Data listing:
* START *

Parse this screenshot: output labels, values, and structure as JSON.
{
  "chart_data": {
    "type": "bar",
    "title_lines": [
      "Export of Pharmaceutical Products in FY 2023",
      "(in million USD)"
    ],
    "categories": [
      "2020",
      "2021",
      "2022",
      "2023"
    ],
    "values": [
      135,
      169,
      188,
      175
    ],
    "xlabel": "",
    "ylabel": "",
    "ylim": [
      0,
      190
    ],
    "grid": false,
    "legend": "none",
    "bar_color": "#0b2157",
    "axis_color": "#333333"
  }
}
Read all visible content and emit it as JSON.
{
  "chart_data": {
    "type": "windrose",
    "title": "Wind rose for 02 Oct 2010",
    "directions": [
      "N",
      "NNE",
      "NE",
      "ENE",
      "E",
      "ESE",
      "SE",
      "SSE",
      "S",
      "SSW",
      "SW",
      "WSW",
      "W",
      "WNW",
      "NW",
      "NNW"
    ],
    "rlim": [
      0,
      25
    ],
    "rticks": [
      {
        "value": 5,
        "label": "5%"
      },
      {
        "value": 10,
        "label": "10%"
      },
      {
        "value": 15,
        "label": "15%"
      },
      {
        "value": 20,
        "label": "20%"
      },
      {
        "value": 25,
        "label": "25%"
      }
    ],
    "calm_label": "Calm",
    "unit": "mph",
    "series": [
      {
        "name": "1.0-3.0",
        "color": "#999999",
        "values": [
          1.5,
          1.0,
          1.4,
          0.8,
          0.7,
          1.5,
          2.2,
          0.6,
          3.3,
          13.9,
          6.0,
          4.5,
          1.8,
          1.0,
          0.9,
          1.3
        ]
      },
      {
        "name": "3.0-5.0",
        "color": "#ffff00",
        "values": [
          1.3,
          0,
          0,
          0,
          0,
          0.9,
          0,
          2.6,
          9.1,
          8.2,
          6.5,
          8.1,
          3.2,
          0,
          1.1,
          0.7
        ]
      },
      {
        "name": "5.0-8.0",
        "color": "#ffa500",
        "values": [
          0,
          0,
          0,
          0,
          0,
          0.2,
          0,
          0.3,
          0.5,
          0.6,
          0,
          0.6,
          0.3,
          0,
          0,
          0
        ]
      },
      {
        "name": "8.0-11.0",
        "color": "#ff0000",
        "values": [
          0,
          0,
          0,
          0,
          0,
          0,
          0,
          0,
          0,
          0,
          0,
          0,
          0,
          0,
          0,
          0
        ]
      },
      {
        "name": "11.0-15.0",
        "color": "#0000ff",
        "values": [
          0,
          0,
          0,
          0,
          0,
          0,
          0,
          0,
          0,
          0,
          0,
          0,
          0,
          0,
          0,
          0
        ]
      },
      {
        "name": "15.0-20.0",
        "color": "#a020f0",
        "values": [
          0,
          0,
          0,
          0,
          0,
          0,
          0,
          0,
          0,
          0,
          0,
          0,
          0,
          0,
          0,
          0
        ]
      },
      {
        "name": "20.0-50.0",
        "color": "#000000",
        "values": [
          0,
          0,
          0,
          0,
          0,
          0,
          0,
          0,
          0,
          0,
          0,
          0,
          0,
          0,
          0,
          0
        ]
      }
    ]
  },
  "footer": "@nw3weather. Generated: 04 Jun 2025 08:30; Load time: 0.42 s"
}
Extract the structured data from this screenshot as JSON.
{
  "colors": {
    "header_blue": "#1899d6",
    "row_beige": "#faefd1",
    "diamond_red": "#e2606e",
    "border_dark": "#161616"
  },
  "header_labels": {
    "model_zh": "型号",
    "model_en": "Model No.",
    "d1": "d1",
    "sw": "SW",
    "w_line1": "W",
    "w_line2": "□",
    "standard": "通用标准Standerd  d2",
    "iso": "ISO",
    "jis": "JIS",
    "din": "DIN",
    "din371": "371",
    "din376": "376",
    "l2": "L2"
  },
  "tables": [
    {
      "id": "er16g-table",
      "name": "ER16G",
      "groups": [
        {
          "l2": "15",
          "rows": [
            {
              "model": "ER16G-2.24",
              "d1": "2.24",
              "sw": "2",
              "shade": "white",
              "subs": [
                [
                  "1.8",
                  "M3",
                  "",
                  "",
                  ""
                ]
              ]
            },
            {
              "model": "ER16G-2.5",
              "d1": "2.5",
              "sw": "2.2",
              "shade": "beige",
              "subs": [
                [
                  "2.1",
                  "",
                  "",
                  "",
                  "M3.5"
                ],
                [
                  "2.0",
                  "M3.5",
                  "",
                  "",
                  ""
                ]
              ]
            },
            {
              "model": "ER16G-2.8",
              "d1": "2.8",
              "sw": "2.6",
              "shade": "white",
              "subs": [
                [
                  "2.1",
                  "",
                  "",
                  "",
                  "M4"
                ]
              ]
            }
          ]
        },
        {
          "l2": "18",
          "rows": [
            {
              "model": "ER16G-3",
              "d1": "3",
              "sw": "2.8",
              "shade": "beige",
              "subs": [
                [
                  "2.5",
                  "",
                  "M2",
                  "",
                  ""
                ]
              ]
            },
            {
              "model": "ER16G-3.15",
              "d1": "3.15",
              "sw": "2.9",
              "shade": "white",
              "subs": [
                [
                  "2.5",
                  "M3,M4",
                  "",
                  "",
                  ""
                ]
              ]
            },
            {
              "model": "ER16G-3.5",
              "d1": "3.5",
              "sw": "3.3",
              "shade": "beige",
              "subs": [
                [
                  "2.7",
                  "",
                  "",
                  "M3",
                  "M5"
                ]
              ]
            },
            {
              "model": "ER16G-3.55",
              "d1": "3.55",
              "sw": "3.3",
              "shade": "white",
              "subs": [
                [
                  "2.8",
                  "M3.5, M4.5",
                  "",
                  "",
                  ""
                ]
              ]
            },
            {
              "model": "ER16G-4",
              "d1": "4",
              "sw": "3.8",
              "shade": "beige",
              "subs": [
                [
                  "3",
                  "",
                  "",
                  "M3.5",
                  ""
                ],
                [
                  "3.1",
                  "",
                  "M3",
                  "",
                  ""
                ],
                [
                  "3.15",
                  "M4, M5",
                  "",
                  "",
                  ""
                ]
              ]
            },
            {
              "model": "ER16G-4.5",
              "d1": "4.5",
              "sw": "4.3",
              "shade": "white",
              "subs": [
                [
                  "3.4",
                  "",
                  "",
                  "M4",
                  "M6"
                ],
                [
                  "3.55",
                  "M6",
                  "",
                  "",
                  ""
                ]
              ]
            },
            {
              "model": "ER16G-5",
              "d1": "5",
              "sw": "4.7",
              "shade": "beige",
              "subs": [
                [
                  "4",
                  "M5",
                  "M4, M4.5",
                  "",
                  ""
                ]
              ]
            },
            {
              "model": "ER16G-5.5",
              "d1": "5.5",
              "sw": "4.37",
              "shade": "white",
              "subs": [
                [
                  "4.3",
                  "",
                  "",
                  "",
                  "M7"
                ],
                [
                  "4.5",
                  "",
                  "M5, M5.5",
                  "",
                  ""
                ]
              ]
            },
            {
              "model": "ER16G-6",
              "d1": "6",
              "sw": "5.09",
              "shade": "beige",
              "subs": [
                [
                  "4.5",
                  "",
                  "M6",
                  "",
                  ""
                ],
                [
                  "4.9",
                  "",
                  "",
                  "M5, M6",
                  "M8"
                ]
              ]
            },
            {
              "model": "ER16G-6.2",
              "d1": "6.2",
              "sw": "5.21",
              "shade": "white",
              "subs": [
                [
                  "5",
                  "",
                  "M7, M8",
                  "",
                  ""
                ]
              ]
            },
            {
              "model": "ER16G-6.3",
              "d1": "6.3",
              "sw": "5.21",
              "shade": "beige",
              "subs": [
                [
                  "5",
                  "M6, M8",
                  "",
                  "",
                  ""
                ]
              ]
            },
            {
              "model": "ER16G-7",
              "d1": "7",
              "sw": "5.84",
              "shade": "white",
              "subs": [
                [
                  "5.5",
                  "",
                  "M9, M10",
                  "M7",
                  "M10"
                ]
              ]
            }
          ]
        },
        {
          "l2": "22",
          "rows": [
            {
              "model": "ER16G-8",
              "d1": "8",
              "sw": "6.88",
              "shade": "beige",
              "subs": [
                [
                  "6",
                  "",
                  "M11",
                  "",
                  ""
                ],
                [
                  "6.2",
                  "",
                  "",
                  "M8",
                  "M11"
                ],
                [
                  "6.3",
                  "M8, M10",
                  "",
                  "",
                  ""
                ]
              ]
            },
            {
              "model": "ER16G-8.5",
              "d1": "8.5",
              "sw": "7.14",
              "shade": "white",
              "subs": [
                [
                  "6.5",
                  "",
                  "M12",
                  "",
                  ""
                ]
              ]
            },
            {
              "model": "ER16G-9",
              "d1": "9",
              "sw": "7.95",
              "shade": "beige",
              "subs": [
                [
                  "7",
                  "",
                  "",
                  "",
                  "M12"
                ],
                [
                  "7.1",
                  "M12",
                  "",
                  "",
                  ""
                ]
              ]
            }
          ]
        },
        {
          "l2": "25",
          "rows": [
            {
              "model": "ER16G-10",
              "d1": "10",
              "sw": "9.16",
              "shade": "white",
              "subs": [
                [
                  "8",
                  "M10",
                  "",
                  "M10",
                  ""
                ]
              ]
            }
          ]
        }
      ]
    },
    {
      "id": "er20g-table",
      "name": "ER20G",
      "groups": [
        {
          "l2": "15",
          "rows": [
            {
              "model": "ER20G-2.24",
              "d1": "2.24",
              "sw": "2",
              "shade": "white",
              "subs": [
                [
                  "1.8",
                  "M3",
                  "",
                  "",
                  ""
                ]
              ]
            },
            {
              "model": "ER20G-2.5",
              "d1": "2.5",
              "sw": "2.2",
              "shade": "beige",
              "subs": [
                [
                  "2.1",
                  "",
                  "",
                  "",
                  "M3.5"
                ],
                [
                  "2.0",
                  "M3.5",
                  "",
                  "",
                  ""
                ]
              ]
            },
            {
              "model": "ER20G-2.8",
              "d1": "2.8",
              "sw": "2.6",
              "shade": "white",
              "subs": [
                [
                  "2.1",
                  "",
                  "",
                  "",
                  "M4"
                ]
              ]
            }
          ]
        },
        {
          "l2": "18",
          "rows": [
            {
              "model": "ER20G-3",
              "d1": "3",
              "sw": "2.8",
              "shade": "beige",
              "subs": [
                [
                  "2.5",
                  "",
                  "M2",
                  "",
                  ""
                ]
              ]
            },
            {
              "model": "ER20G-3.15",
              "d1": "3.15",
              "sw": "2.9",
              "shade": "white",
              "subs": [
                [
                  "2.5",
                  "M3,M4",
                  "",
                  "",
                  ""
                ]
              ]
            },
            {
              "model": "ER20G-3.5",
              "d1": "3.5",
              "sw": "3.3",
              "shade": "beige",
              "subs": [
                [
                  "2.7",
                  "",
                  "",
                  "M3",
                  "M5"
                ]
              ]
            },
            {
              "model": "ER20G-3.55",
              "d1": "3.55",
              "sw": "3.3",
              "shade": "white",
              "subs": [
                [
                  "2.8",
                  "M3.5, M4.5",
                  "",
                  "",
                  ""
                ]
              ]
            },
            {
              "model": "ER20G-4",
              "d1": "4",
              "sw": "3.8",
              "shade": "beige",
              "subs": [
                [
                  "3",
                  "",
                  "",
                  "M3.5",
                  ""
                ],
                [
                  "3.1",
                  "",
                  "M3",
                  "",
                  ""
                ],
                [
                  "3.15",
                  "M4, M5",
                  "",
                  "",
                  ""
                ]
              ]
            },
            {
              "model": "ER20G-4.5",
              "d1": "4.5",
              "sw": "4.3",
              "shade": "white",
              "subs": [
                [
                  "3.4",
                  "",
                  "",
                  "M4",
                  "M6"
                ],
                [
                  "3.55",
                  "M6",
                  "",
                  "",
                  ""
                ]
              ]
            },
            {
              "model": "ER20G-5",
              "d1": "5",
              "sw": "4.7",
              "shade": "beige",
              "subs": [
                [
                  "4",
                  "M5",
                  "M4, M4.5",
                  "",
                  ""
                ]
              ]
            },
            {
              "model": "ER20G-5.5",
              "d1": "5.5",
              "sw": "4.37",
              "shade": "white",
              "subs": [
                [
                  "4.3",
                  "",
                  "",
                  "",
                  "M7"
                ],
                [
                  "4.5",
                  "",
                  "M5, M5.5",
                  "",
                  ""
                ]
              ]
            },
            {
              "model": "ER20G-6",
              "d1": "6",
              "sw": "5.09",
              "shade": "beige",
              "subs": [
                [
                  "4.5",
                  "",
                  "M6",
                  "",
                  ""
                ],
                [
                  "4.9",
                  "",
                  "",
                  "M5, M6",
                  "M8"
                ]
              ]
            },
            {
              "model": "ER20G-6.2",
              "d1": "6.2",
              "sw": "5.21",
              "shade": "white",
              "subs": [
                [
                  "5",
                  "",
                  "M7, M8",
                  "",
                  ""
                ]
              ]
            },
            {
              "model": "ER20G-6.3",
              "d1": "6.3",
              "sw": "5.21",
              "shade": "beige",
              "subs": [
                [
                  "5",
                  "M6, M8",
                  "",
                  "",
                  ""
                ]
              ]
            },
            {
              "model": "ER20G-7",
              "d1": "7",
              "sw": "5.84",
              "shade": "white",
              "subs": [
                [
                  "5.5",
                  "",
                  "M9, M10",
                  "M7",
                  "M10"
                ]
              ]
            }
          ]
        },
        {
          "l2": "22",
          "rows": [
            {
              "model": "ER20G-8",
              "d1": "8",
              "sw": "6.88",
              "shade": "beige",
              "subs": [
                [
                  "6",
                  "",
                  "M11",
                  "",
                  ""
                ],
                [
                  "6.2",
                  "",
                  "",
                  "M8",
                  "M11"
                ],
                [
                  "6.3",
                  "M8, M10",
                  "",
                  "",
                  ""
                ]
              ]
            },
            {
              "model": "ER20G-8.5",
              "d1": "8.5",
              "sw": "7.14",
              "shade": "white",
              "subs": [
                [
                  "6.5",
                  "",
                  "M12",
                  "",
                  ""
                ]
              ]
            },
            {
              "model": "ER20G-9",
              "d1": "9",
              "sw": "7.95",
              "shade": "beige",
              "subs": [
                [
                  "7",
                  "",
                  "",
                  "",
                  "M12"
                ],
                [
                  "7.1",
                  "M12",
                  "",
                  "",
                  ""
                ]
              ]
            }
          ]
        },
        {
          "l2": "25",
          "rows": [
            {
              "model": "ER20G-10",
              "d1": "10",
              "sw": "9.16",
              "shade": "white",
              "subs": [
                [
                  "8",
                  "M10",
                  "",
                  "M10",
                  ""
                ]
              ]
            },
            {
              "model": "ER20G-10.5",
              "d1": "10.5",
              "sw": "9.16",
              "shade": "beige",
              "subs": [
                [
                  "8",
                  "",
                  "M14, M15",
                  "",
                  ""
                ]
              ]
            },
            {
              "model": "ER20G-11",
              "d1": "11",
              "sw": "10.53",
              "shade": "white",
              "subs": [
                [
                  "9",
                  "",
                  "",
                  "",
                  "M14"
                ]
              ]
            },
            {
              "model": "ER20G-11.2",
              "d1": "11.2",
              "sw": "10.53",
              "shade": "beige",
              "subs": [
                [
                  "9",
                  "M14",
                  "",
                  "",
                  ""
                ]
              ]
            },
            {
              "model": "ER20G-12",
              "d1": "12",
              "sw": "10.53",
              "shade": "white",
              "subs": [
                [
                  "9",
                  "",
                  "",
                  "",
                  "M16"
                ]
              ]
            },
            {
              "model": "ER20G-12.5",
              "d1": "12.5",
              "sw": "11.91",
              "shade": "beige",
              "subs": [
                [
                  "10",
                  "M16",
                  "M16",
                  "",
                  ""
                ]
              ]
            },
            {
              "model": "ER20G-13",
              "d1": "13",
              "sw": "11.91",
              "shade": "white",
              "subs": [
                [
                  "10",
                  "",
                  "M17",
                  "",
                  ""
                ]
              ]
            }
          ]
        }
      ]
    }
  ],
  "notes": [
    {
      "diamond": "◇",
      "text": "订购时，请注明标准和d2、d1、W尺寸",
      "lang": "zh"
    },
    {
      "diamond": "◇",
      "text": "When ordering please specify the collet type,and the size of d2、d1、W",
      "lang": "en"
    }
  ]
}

* END *

### Exercise goal
Determine how many lines in the listing above hold the string "screenshot", then write only the number.

### The reply
2